DATA SUPPLIED.
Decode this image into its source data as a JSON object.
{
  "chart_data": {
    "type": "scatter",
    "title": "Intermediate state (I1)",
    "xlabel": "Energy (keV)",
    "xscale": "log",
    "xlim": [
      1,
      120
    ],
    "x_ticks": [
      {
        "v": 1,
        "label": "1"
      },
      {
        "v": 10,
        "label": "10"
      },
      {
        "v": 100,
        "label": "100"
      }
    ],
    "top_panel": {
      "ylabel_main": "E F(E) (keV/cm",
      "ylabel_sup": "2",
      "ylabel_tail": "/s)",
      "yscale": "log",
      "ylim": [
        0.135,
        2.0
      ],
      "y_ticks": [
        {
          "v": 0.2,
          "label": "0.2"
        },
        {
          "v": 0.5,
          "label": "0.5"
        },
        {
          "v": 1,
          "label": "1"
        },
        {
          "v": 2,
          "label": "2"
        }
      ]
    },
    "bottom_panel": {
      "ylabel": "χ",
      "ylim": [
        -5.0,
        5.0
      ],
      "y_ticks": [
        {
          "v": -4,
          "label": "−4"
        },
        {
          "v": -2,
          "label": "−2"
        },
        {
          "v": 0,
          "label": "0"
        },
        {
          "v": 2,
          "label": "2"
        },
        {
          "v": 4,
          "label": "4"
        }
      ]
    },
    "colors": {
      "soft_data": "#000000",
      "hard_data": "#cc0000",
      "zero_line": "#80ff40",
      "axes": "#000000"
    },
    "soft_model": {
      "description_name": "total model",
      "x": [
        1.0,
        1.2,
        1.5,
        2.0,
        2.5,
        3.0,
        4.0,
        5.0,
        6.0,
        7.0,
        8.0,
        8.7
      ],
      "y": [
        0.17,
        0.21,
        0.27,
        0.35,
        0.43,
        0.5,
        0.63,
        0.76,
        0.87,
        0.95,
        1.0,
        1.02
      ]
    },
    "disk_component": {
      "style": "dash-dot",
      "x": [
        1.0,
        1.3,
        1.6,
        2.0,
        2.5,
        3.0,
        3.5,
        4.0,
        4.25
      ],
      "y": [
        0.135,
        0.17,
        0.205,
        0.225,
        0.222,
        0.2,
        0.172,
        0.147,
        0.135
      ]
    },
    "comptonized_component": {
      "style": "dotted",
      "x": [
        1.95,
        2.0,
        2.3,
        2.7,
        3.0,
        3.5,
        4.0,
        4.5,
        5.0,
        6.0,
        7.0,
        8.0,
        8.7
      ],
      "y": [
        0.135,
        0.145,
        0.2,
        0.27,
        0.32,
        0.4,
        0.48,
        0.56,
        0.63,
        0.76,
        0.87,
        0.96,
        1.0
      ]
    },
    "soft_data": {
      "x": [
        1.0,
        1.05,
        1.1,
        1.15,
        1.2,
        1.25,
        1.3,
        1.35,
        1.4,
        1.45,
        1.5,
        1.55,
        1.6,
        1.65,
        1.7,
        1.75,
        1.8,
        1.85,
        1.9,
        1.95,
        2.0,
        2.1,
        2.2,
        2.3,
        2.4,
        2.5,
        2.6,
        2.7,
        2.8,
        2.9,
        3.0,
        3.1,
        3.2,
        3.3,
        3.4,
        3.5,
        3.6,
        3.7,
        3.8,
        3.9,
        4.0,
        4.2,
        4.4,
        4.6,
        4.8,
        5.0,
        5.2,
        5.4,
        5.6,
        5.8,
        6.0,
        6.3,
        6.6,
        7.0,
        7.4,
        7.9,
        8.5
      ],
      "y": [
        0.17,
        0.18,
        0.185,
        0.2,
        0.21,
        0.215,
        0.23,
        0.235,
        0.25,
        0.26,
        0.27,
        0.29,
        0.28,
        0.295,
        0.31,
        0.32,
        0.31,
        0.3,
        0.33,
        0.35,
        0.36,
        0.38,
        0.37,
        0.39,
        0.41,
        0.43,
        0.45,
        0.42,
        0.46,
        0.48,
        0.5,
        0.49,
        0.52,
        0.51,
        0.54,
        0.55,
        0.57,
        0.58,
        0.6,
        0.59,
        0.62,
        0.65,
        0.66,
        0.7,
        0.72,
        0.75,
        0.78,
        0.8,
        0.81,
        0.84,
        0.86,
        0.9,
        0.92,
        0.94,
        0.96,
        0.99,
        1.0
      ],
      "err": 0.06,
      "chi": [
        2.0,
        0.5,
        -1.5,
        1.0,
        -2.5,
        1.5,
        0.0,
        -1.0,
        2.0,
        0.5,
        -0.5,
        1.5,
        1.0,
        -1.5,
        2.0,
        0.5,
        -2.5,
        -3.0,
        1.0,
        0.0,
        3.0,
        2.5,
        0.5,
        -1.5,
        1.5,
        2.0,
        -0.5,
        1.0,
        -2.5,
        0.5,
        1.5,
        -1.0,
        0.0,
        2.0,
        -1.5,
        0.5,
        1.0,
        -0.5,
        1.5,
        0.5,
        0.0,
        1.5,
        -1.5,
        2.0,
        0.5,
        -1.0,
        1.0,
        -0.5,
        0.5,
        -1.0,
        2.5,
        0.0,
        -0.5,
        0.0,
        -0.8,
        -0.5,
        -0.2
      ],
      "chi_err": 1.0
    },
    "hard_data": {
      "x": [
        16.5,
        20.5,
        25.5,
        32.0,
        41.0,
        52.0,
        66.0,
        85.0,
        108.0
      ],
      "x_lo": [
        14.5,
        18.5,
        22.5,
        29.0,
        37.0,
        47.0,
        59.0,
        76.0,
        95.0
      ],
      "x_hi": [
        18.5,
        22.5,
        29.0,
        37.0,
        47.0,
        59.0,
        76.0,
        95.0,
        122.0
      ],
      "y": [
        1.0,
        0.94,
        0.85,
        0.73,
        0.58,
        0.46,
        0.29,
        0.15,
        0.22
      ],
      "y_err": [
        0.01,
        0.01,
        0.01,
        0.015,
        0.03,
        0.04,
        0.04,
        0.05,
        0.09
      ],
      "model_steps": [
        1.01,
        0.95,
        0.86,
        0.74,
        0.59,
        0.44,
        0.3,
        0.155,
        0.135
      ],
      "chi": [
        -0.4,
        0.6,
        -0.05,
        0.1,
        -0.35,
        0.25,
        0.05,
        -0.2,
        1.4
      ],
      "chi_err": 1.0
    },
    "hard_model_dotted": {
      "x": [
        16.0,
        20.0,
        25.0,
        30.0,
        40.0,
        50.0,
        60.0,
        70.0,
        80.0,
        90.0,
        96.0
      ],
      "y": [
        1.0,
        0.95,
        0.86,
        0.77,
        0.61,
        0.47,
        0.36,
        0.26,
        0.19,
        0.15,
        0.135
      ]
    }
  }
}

STATED GOAL. Transcribe every entry exactly, omitting nothing.

EXERCISE RESULT.
Decode this image into its source data as a JSON object.
{
  "chart_data": {
    "type": "scatter",
    "title": "Intermediate state (I1)",
    "xlabel": "Energy (keV)",
    "xscale": "log",
    "xlim": [
      1,
      120
    ],
    "x_ticks": [
      {
        "v": 1,
        "label": "1"
      },
      {
        "v": 10,
        "label": "10"
      },
      {
        "v": 100,
        "label": "100"
      }
    ],
    "top_panel": {
      "ylabel_main": "E F(E) (keV/cm",
      "ylabel_sup": "2",
      "ylabel_tail": "/s)",
      "yscale": "log",
      "ylim": [
        0.135,
        2.0
      ],
      "y_ticks": [
        {
          "v": 0.2,
          "label": "0.2"
        },
        {
          "v": 0.5,
          "label": "0.5"
        },
        {
          "v": 1,
          "label": "1"
        },
        {
          "v": 2,
          "label": "2"
        }
      ]
    },
    "bottom_panel": {
      "ylabel": "χ",
      "ylim": [
        -5.0,
        5.0
      ],
      "y_ticks": [
        {
          "v": -4,
          "label": "−4"
        },
        {
          "v": -2,
          "label": "−2"
        },
        {
          "v": 0,
          "label": "0"
        },
        {
          "v": 2,
          "label": "2"
        },
        {
          "v": 4,
          "label": "4"
        }
      ]
    },
    "colors": {
      "soft_data": "#000000",
      "hard_data": "#cc0000",
      "zero_line": "#80ff40",
      "axes": "#000000"
    },
    "soft_model": {
      "description_name": "total model",
      "x": [
        1.0,
        1.2,
        1.5,
        2.0,
        2.5,
        3.0,
        4.0,
        5.0,
        6.0,
        7.0,
        8.0,
        8.7
      ],
      "y": [
        0.17,
        0.21,
        0.27,
        0.35,
        0.43,
        0.5,
        0.63,
        0.76,
        0.87,
        0.95,
        1.0,
        1.02
      ]
    },
    "disk_component": {
      "style": "dash-dot",
      "x": [
        1.0,
        1.3,
        1.6,
        2.0,
        2.5,
        3.0,
        3.5,
        4.0,
        4.25
      ],
      "y": [
        0.135,
        0.17,
        0.205,
        0.225,
        0.222,
        0.2,
        0.172,
        0.147,
        0.135
      ]
    },
    "comptonized_component": {
      "style": "dotted",
      "x": [
        1.95,
        2.0,
        2.3,
        2.7,
        3.0,
        3.5,
        4.0,
        4.5,
        5.0,
        6.0,
        7.0,
        8.0,
        8.7
      ],
      "y": [
        0.135,
        0.145,
        0.2,
        0.27,
        0.32,
        0.4,
        0.48,
        0.56,
        0.63,
        0.76,
        0.87,
        0.96,
        1.0
      ]
    },
    "soft_data": {
      "x": [
        1.0,
        1.05,
        1.1,
        1.15,
        1.2,
        1.25,
        1.3,
        1.35,
        1.4,
        1.45,
        1.5,
        1.55,
        1.6,
        1.65,
        1.7,
        1.75,
        1.8,
        1.85,
        1.9,
        1.95,
        2.0,
        2.1,
        2.2,
        2.3,
        2.4,
        2.5,
        2.6,
        2.7,
        2.8,
        2.9,
        3.0,
        3.1,
        3.2,
        3.3,
        3.4,
        3.5,
        3.6,
        3.7,
        3.8,
        3.9,
        4.0,
        4.2,
        4.4,
        4.6,
        4.8,
        5.0,
        5.2,
        5.4,
        5.6,
        5.8,
        6.0,
        6.3,
        6.6,
        7.0,
        7.4,
        7.9,
        8.5
      ],
      "y": [
        0.17,
        0.18,
        0.185,
        0.2,
        0.21,
        0.215,
        0.23,
        0.235,
        0.25,
        0.26,
        0.27,
        0.29,
        0.28,
        0.295,
        0.31,
        0.32,
        0.31,
        0.3,
        0.33,
        0.35,
        0.36,
        0.38,
        0.37,
        0.39,
        0.41,
        0.43,
        0.45,
        0.42,
        0.46,
        0.48,
        0.5,
        0.49,
        0.52,
        0.51,
        0.54,
        0.55,
        0.57,
        0.58,
        0.6,
        0.59,
        0.62,
        0.65,
        0.66,
        0.7,
        0.72,
        0.75,
        0.78,
        0.8,
        0.81,
        0.84,
        0.86,
        0.9,
        0.92,
        0.94,
        0.96,
        0.99,
        1.0
      ],
      "err": 0.06,
      "chi": [
        2.0,
        0.5,
        -1.5,
        1.0,
        -2.5,
        1.5,
        0.0,
        -1.0,
        2.0,
        0.5,
        -0.5,
        1.5,
        1.0,
        -1.5,
        2.0,
        0.5,
        -2.5,
        -3.0,
        1.0,
        0.0,
        3.0,
        2.5,
        0.5,
        -1.5,
        1.5,
        2.0,
        -0.5,
        1.0,
        -2.5,
        0.5,
        1.5,
        -1.0,
        0.0,
        2.0,
        -1.5,
        0.5,
        1.0,
        -0.5,
        1.5,
        0.5,
        0.0,
        1.5,
        -1.5,
        2.0,
        0.5,
        -1.0,
        1.0,
        -0.5,
        0.5,
        -1.0,
        2.5,
        0.0,
        -0.5,
        0.0,
        -0.8,
        -0.5,
        -0.2
      ],
      "chi_err": 1.0
    },
    "hard_data": {
      "x": [
        16.5,
        20.5,
        25.5,
        32.0,
        41.0,
        52.0,
        66.0,
        85.0,
        108.0
      ],
      "x_lo": [
        14.5,
        18.5,
        22.5,
        29.0,
        37.0,
        47.0,
        59.0,
        76.0,
        95.0
      ],
      "x_hi": [
        18.5,
        22.5,
        29.0,
        37.0,
        47.0,
        59.0,
        76.0,
        95.0,
        122.0
      ],
      "y": [
        1.0,
        0.94,
        0.85,
        0.73,
        0.58,
        0.46,
        0.29,
        0.15,
        0.22
      ],
      "y_err": [
        0.01,
        0.01,
        0.01,
        0.015,
        0.03,
        0.04,
        0.04,
        0.05,
        0.09
      ],
      "model_steps": [
        1.01,
        0.95,
        0.86,
        0.74,
        0.59,
        0.44,
        0.3,
        0.155,
        0.135
      ],
      "chi": [
        -0.4,
        0.6,
        -0.05,
        0.1,
        -0.35,
        0.25,
        0.05,
        -0.2,
        1.4
      ],
      "chi_err": 1.0
    },
    "hard_model_dotted": {
      "x": [
        16.0,
        20.0,
        25.0,
        30.0,
        40.0,
        50.0,
        60.0,
        70.0,
        80.0,
        90.0,
        96.0
      ],
      "y": [
        1.0,
        0.95,
        0.86,
        0.77,
        0.61,
        0.47,
        0.36,
        0.26,
        0.19,
        0.15,
        0.135
      ]
    }
  }
}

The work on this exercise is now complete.